EXCERPT PROVIDED -
★ ★ ★ ★

Metadata-Version: 2.1
Name: gusty
Version: 0.3.3
Summary: An opinionated framework for ETL built on top of Airflow
Home-page: https://github.com/chriscardillo/gusty
Author: Chris Cardillo
Author-email: cfcardillo23@gmail.com
License: UNKNOWN
Description: # gusty
        
        [![Versions](https://img.shields.io/badge/python-3.6+-blue)](https://pypi.org/project/gusty/)
        [![PyPi](https://img.shields.io/pypi/v/gusty.svg)](https://pypi.org/project/gusty/)
        ![build](https://github.com/chriscardillo/gusty/workflows/build/badge.svg)
        [![coverage](https://codecov.io/github/chriscardillo/gusty/coverage.svg?branch=master)](https://codecov.io/github/chriscardillo/gusty?branch=master)
        [![Code Style](https://img.shields.io/badge/code%20style-black-000000.svg)](https://github.com/psf/black)

★ ★ ★ ★

INPUT MATERIAL -
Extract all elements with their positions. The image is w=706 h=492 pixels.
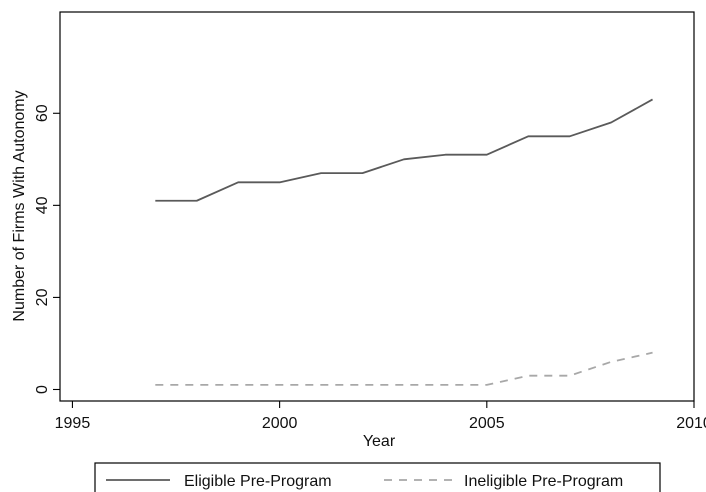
x-tick-label-2005: 2005 [469, 415, 505, 432]
plot-area-frame [59, 11, 695, 402]
y-tick-label-20: 20 [34, 288, 51, 306]
x-axis: 1995 2000 2005 2010 [55, 401, 706, 432]
series-line-ineligible [155, 351, 653, 386]
series-line-eligible [155, 98, 653, 202]
y-tick-label-60: 60 [34, 104, 51, 122]
x-tick-label-2000: 2000 [262, 415, 298, 432]
x-tick-label-2010: 2010 [676, 415, 706, 432]
legend-label-ineligible: Ineligible Pre-Program [464, 473, 623, 490]
y-axis-title: Number of Firms With Autonomy [11, 90, 28, 321]
x-tick-label-1995: 1995 [55, 415, 91, 432]
legend-label-eligible: Eligible Pre-Program [184, 473, 332, 490]
series-group [155, 98, 653, 386]
y-tick-label-40: 40 [34, 196, 51, 214]
legend-box [94, 462, 661, 492]
x-axis-title: Year [363, 433, 396, 450]
y-tick-label-0: 0 [34, 385, 51, 394]
y-axis: 0 20 40 60 [34, 104, 60, 394]
legend: Eligible Pre-Program Ineligible Pre-Prog… [94, 462, 661, 492]
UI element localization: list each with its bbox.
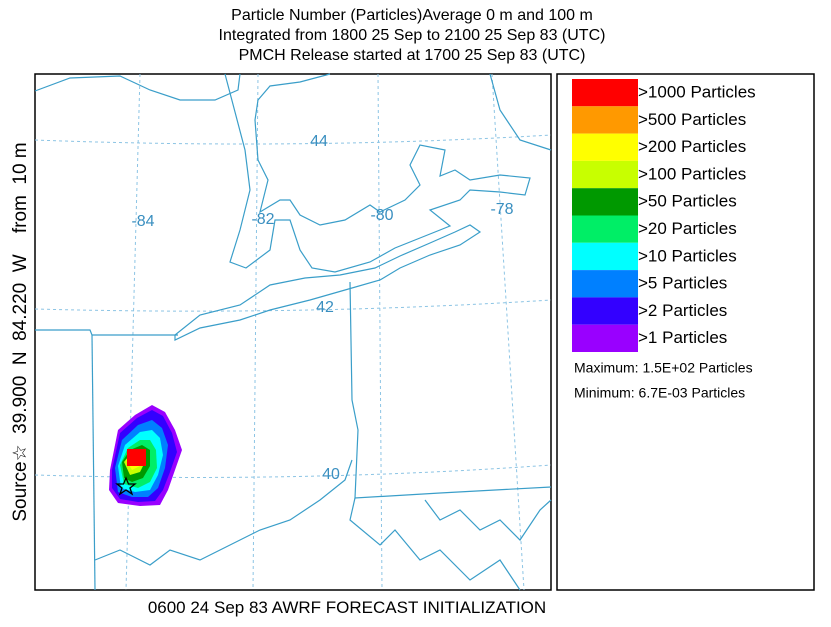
legend-label: >10 Particles — [638, 246, 737, 265]
coastline — [34, 73, 241, 101]
legend-label: >5 Particles — [638, 274, 727, 293]
legend-swatch — [572, 160, 638, 189]
legend-label: >200 Particles — [638, 137, 746, 156]
legend-swatch — [572, 297, 638, 325]
map: -84 -82 -80 -78 44 42 40 — [34, 73, 552, 591]
lon-label: -78 — [490, 201, 513, 218]
legend-swatch — [572, 79, 638, 107]
coastline — [224, 73, 531, 273]
meridian — [252, 73, 259, 591]
legend-label: >1000 Particles — [638, 82, 756, 101]
state-border — [91, 334, 96, 591]
meridian — [491, 73, 525, 591]
legend-swatch — [572, 242, 638, 271]
footer: 0600 24 Sep 83 AWRF FORECAST INITIALIZAT… — [148, 598, 546, 617]
header-line: PMCH Release started at 1700 25 Sep 83 (… — [239, 47, 586, 64]
header-line: Integrated from 1800 25 Sep to 2100 25 S… — [219, 27, 606, 44]
legend: Maximum: 1.5E+02 Particles Minimum: 6.7E… — [556, 73, 815, 591]
legend-swatch — [572, 324, 638, 352]
lon-label: -84 — [131, 213, 154, 230]
parallel — [34, 299, 552, 312]
source-star — [115, 476, 137, 496]
state-border — [349, 497, 521, 591]
geography — [34, 73, 552, 591]
legend-label: >500 Particles — [638, 110, 746, 129]
legend-label: >2 Particles — [638, 301, 727, 320]
legend-swatch — [572, 188, 638, 216]
lat-label: 42 — [316, 299, 334, 316]
legend-swatch — [572, 215, 638, 243]
plume — [109, 405, 182, 506]
meridian — [377, 73, 383, 591]
grid — [34, 73, 552, 591]
header-line: Particle Number (Particles)Average 0 m a… — [231, 7, 593, 24]
state-border — [35, 329, 178, 336]
legend-label: >1 Particles — [638, 328, 727, 347]
lon-label: -80 — [370, 207, 393, 224]
state-border — [424, 499, 552, 541]
lat-label: 40 — [322, 466, 340, 483]
state-border — [349, 281, 552, 499]
meridian — [125, 73, 141, 591]
legend-label: >20 Particles — [638, 219, 737, 238]
maximum: Maximum: 1.5E+02 Particles — [574, 360, 753, 376]
parallel — [34, 134, 552, 145]
lake-erie — [174, 224, 482, 341]
legend-swatch — [572, 106, 638, 134]
map-frame — [34, 73, 552, 591]
parallel — [34, 464, 552, 478]
plume-contour — [127, 449, 146, 466]
legend-swatch — [572, 270, 638, 298]
legend-label: >100 Particles — [638, 164, 746, 183]
legend-label: >50 Particles — [638, 192, 737, 211]
river — [94, 459, 353, 566]
lat-label: 44 — [310, 133, 328, 150]
minimum: Minimum: 6.7E-03 Particles — [574, 385, 745, 401]
coastline — [489, 73, 552, 151]
lon-label: -82 — [251, 211, 274, 228]
legend-swatch — [572, 133, 638, 161]
source-label: Source☆ 39.900 N 84.220 W from 10 m — [10, 142, 31, 521]
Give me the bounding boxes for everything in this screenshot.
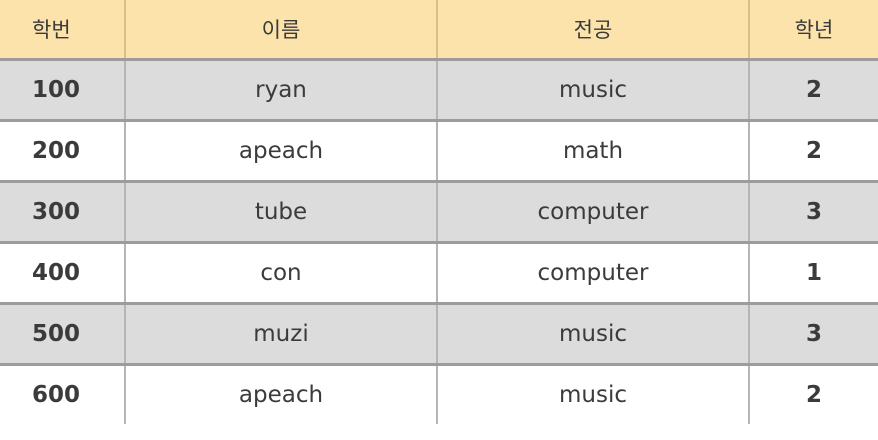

★ ★ ★ ★

DIRECTIVE A - Return the gusty package metadata word for word, in full.
DIRECTIVE B - In the records, switch "meridian" to "longitude line" in the lines between the one holding "legend-label: >10 Particles" and the one holding "header-line: PMCH Release", inclusive. Give back only those lines, with everything else unchanged.

EXERCISE SOLUTION A -
Metadata-Version: 2.1
Name: gusty
Version: 0.3.3
Summary: An opinionated framework for ETL built on top of Airflow
Home-page: https://github.com/chriscardillo/gusty
Author: Chris Cardillo
Author-email: cfcardillo23@gmail.com
License: UNKNOWN
Description: # gusty
        
        [![Versions](https://img.shields.io/badge/python-3.6+-blue)](https://pypi.org/project/gusty/)
        [![PyPi](https://img.shields.io/pypi/v/gusty.svg)](https://pypi.org/project/gusty/)
        ![build](https://github.com/chriscardillo/gusty/workflows/build/badge.svg)
        [![coverage](https://codecov.io/github/chriscardillo/gusty/coverage.svg?branch=master)](https://codecov.io/github/chriscardillo/gusty?branch=master)
        [![Code Style](https://img.shields.io/badge/code%20style-black-000000.svg)](https://github.com/psf/black)

EXERCISE SOLUTION B -
legend-label: >10 Particles — [638, 246, 737, 265]
coastline — [34, 73, 241, 101]
legend-label: >5 Particles — [638, 274, 727, 293]
legend-swatch — [572, 160, 638, 189]
legend-label: >200 Particles — [638, 137, 746, 156]
legend-swatch — [572, 297, 638, 325]
map: -84 -82 -80 -78 44 42 40 — [34, 73, 552, 591]
lon-label: -78 — [490, 201, 513, 218]
legend-swatch — [572, 79, 638, 107]
coastline — [224, 73, 531, 273]
longitude line — [252, 73, 259, 591]
legend-label: >1000 Particles — [638, 82, 756, 101]
state-border — [91, 334, 96, 591]
longitude line — [491, 73, 525, 591]
legend-swatch — [572, 242, 638, 271]
footer: 0600 24 Sep 83 AWRF FORECAST INITIALIZAT… — [148, 598, 546, 617]
header-line: PMCH Release started at 1700 25 Sep 83 (… — [239, 47, 586, 64]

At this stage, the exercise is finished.